▶ _ИСХОДНЫЙ ТЕКСТ_:

________

Blueprint
T

Один на один

ИЛЛЮСТРАЦИЯ:
АНЯ ЛЮБИМЦЕВА

Одиночество — наша новая реальность: об этом говорят ВОЗ, психологи, социологи и каждый второй (если не первый) знакомый. Ощущение растерянности, утрата привычных связей, смена места жительства и перманентный экзистенциальный кризис. Звучит знакомо? Специально для The Blueprint журналистка и медиаменеджер Ольга Страховская попыталась разобраться, стали ли мы и правда более одинокими — и чем нам это грозит.

Социальная дистанция

В конце 2023 года Всемирная организация здравоохранения заявила, что в мире наблюдается всевозрастающая угроза здоровью — «повсеместно распространившаяся социальная изоляция и одиночество». Прогноз устрашающий: по оценке экспертов ВОЗ, одиночество чревато такими же (или даже более высокими) рисками ранней смертности, как курение по 15 сигарет в день, алкогольная зависимость, ожирение и загрязнение воздуха. И это не фигура речи. Систематический обзор 90 когортных (то есть продолжительных) исследований показал, что одиночество и социальная изоляция прочно связаны с риском смерти — как от суицида, так и от тяжелых заболеваний, включая сердечно-сосудистые и рак. Специально собранная Комиссия по социальным связям будет три года изучать масштаб проблемы и искать решения, но уже сейчас ее представители убеждены: то, что раньше считалось бедой пожилых обитателей развитых стран, сейчас затрагивает всю планету.


Для того чтобы это почувствовать, далеко ходить не надо: впервые о социальной изоляции россияне, да и жители всех других стран планеты, организованно узнали в начале 2020 года с приходом пандемии коронавируса. «Соблюдайте социальную дистанцию» — настойчиво предупреждали официальные инстанции всех больных и здоровых на всех языках мира. Под социальной дистанцией тогда понимали два метра. Кто бы мог подумать, что к 2024 году — когда геополитическая обстановка вынудила многих из нас сменить место жительства, круг общения, род занятий и даже гражданство, — ее будут исчислять тысячами километров. И этот новый опыт проживают не только те, кто уехали, но и те, кто остались.

«До ковида мне казалось, что у меня все замечательно, было столько прекрасных друзей, приятелей, с которыми мне было ужасно интересно проводить время. Было ощущение, что ты постоянно “нарасхват”, занят, даже некогда побыть с собой наедине, — вспоминает журналистка-расследовательница, автор популярного YouTube-канала и исследовательница “жизни в статусе сингл” Саша Сулим. — Потом все изменилось. Многие уехали, с кем-то прервалась связь, и весь 2022-й год я чувствовала себя максимально одиноко».


Саша вспоминает свое состояние оставленности, растерянности: «В мире как будто бы не осталось места, где я смогу восстановить это ощущение. Казалось, что я больше никогда не почувствую эйфории от того, как много людей хочется увидеть». При этом она лично знает, что такое переезд: из Минска в Париж, из Парижа — в Москву. И понимает, через что проходят уехавшие друзья: «Конечно, в первые месяцы, а то и год, ты себя чувствуешь очень одиноким, потому что если это чужой город, то у тебя с ним еще нет связи».

________

▶ _РАЗДЕЛ ДАННЫХ_:
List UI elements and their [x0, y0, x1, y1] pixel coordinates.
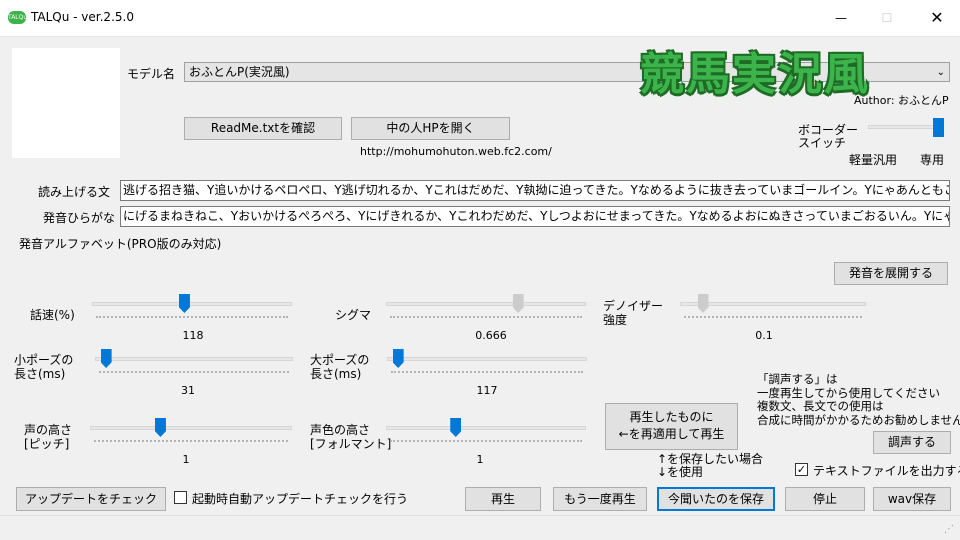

________

▶ _ЗАДАНИЯ_:
1) С курением какого количества сигарет в день эксперты ВОЗ сравнивают риски одиночества в статье об одиночестве?
2) Допишите следующую часть статьи об одиночестве, продолжив ее сразу после последнего приведенного абзаца.

▶ _ОЖИДАЕМЫЕ ОТВЕТЫ_:
1) С курением по 15 сигарет в день.

2)
Социолог и переводчик Дмитрий Безуглов уехал в Великобританию работать над PhD по славистике в Кембриджском университете. И даже, несмотря на активную занятость и окружающую академическую среду, чувствовал себя очень одиноко, особенно остро переживая это в первые пять месяцев. «Я для себя использовал определение “поставил на беззвучный”. Есть какое-то количество моих ролей, привычек общения с друзьями, общего языка и смыслов взаимодействия, которые стали мне недоступны. Да, у меня остались мои навыки разговора на английском, относительная погруженность в международную культуру. Но мне не были понятны ключи к взаимодействию с новыми людьми, как с международными студентами, так и с британцами. И вот этот переход одних вещей на беззвучный режим, а других на какое-то вынужденное проращивание был очень тяжелым».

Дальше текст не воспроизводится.